- **Your task**
Show every line of the records below that contains the word "highlight".

▶

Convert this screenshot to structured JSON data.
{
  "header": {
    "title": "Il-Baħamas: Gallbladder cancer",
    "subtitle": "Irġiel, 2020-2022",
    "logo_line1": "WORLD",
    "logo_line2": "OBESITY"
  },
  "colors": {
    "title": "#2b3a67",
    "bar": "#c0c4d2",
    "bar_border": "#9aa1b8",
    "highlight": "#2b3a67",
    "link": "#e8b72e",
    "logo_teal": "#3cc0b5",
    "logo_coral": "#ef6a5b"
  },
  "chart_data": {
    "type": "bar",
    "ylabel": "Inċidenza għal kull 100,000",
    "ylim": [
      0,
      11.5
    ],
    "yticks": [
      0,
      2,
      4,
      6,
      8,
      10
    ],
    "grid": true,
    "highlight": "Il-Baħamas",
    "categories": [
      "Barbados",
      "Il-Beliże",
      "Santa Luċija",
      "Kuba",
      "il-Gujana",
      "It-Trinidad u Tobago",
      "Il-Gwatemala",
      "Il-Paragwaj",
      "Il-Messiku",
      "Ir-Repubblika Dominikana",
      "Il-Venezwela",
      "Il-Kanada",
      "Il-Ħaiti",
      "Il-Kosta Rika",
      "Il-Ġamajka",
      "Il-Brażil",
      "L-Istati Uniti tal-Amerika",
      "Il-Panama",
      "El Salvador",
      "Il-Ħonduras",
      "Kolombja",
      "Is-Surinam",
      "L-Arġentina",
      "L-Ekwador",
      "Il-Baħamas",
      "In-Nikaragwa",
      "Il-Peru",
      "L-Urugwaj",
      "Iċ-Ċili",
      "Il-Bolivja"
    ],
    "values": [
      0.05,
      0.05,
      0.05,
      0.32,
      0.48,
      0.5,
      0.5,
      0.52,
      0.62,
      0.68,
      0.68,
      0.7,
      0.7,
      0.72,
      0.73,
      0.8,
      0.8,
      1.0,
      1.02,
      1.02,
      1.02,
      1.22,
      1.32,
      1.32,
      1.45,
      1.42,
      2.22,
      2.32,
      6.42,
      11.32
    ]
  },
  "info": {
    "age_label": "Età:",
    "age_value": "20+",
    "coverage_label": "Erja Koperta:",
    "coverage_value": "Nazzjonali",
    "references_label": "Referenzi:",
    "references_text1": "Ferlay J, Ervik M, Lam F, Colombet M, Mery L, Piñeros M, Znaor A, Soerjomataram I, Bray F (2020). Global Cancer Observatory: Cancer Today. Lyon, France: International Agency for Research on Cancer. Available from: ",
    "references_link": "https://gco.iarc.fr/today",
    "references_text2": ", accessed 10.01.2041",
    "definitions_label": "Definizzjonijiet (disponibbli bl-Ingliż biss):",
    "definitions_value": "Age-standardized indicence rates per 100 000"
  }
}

◀

- **The output**
    "highlight": "#2b3a67",
    "highlight": "Il-Baħamas",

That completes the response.